■ Work order
Take each line of the material that includes "title" and copy it.
(Information)
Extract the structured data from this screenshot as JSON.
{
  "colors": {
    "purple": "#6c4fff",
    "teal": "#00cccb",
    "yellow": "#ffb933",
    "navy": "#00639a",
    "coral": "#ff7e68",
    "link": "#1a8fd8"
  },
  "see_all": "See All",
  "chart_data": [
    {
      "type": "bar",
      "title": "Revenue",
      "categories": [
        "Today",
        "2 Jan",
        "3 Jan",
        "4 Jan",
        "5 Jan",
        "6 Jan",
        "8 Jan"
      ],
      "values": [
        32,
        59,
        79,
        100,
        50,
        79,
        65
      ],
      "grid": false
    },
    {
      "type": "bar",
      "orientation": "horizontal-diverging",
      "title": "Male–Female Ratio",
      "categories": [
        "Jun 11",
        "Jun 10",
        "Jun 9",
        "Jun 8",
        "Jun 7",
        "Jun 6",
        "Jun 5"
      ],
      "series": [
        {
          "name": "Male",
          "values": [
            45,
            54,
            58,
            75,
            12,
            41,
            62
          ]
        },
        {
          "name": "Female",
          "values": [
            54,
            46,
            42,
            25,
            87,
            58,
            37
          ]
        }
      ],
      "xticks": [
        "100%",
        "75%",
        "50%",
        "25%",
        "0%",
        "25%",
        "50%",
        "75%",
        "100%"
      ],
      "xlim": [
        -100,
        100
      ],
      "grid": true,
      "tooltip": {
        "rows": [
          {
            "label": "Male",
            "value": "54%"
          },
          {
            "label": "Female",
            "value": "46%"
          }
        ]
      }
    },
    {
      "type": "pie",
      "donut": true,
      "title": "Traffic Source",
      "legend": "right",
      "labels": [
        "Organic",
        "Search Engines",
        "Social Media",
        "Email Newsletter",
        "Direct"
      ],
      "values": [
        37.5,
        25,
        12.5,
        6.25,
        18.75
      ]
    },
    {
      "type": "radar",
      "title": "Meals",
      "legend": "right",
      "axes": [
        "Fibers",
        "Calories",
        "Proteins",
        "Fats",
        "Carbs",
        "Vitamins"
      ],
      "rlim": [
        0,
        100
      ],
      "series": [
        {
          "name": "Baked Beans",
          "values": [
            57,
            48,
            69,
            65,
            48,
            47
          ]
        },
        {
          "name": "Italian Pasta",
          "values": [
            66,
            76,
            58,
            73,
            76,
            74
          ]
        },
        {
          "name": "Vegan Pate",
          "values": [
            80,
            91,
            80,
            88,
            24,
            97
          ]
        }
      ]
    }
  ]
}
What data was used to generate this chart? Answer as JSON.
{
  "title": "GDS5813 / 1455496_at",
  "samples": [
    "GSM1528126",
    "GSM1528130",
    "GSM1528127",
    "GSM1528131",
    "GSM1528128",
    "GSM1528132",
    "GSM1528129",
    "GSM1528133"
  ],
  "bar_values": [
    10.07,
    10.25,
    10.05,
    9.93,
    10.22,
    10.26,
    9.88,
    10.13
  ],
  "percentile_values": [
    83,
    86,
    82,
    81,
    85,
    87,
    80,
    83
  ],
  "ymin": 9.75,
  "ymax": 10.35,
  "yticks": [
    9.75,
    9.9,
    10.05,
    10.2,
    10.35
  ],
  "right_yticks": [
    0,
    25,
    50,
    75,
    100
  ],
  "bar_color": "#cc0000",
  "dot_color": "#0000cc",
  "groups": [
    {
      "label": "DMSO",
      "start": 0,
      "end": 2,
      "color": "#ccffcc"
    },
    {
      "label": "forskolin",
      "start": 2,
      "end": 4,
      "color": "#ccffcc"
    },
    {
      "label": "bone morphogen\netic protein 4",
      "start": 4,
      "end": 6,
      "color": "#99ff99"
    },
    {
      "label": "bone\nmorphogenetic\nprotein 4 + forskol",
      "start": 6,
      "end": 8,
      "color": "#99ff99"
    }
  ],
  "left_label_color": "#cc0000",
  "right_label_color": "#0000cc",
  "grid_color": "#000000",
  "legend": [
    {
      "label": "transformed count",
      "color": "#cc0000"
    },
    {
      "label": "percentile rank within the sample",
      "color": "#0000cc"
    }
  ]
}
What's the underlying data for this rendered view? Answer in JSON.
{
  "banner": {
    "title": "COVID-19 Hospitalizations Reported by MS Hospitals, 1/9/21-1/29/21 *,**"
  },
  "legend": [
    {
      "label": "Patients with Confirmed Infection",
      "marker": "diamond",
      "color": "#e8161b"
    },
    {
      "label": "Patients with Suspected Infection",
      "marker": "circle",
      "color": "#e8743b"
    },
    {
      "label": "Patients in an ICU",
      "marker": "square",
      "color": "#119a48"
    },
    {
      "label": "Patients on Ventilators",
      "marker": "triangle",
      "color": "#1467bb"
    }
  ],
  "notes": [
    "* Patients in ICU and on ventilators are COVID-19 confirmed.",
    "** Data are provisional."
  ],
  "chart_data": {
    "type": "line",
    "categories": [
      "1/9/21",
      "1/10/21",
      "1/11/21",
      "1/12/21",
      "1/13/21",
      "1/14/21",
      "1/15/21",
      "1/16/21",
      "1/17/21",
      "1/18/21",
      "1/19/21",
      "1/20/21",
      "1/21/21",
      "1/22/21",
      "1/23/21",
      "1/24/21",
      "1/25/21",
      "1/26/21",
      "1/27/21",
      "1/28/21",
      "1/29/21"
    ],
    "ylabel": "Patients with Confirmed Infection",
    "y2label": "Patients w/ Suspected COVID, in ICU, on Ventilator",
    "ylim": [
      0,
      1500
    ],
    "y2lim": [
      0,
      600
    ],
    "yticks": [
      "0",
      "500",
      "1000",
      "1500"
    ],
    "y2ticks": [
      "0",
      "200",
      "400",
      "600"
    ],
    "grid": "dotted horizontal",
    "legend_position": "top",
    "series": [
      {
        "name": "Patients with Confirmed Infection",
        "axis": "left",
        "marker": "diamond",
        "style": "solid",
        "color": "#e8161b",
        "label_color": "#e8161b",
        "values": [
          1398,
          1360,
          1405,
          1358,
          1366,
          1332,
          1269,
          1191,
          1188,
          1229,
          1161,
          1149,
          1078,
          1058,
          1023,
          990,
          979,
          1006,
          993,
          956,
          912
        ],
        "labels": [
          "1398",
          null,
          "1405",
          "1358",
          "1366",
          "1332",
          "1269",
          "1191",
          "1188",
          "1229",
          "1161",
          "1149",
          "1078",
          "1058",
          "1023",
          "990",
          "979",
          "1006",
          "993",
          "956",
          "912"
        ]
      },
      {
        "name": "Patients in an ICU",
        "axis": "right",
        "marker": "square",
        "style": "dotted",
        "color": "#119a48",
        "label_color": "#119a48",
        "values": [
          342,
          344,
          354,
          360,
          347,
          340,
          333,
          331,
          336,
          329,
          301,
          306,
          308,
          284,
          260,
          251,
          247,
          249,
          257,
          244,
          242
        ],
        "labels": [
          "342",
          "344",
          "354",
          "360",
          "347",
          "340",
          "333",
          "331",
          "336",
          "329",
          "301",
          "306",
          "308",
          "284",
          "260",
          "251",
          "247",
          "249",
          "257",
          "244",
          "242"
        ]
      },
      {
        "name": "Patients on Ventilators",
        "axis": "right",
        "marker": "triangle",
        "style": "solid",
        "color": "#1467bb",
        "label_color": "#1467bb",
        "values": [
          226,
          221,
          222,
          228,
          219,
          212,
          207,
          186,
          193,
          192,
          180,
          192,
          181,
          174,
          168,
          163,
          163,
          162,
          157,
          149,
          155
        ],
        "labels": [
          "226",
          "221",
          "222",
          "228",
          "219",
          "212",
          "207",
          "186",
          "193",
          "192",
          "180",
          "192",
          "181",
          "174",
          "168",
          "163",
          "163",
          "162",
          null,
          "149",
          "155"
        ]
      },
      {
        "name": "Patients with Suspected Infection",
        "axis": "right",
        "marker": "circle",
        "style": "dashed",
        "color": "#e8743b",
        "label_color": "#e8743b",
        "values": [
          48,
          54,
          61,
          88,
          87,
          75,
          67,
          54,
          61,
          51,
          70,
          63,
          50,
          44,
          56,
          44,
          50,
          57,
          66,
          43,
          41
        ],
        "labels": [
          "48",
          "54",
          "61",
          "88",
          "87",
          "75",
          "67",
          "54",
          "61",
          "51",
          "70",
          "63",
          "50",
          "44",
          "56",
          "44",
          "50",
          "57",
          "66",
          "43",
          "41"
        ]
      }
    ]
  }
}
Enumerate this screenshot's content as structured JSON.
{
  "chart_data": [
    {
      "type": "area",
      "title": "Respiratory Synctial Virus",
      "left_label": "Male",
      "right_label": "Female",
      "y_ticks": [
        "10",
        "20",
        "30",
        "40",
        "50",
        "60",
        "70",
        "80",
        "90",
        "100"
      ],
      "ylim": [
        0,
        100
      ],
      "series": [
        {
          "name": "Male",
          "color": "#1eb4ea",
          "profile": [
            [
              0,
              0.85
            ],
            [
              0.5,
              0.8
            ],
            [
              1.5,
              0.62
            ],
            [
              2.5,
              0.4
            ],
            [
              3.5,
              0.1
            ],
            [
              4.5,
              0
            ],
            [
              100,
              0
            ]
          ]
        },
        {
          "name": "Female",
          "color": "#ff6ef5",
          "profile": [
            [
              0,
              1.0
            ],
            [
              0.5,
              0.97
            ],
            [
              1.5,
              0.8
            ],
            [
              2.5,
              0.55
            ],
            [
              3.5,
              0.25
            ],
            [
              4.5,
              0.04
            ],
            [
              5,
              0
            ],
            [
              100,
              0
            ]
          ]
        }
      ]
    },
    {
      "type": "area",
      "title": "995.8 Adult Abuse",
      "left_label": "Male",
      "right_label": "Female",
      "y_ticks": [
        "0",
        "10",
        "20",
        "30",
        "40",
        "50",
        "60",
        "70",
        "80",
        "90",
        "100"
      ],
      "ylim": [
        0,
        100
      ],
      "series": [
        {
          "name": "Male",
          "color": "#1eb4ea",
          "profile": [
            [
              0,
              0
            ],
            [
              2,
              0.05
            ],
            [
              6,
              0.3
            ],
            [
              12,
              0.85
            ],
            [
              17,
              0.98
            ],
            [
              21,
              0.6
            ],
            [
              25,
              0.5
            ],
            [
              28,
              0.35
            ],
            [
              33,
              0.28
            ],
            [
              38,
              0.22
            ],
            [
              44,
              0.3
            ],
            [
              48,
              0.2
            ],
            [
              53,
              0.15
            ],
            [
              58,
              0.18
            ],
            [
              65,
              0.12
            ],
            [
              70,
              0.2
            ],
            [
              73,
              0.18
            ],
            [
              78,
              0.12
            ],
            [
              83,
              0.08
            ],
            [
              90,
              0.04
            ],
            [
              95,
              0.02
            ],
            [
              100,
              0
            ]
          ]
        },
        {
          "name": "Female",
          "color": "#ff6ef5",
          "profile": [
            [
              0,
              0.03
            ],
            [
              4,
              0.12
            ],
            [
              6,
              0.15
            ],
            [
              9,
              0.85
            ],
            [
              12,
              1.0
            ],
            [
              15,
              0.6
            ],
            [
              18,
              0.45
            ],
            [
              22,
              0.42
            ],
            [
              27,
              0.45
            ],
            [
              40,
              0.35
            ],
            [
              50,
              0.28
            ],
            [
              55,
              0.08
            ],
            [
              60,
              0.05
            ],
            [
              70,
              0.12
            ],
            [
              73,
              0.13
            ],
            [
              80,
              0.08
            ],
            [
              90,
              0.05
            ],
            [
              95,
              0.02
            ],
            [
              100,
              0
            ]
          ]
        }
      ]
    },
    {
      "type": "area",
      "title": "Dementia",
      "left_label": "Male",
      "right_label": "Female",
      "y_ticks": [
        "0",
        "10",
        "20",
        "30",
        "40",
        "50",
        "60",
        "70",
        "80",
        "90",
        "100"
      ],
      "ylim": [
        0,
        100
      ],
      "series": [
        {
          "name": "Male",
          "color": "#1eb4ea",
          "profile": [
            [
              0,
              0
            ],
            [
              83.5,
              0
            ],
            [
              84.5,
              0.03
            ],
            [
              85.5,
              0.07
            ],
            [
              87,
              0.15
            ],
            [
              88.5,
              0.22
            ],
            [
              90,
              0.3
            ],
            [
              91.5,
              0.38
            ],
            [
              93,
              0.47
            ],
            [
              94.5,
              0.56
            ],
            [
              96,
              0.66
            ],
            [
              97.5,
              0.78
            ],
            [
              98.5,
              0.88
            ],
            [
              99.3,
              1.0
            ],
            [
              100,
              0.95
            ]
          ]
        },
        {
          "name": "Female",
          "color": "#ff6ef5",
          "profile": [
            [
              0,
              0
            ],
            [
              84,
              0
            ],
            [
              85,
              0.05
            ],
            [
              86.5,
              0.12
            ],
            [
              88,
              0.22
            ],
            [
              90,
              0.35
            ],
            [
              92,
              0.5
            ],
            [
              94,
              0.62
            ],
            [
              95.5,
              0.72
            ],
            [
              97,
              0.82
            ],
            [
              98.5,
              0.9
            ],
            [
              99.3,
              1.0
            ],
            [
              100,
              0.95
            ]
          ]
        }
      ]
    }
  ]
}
(End Information)
■ Solution for this task
      "title": "Revenue",
      "title": "Male–Female Ratio",
      "title": "Traffic Source",
      "title": "Meals",
  "title": "GDS5813 / 1455496_at",
    "title": "COVID-19 Hospitalizations Reported by MS Hospitals, 1/9/21-1/29/21 *,**"
      "title": "Respiratory Synctial Virus",
      "title": "995.8 Adult Abuse",
      "title": "Dementia",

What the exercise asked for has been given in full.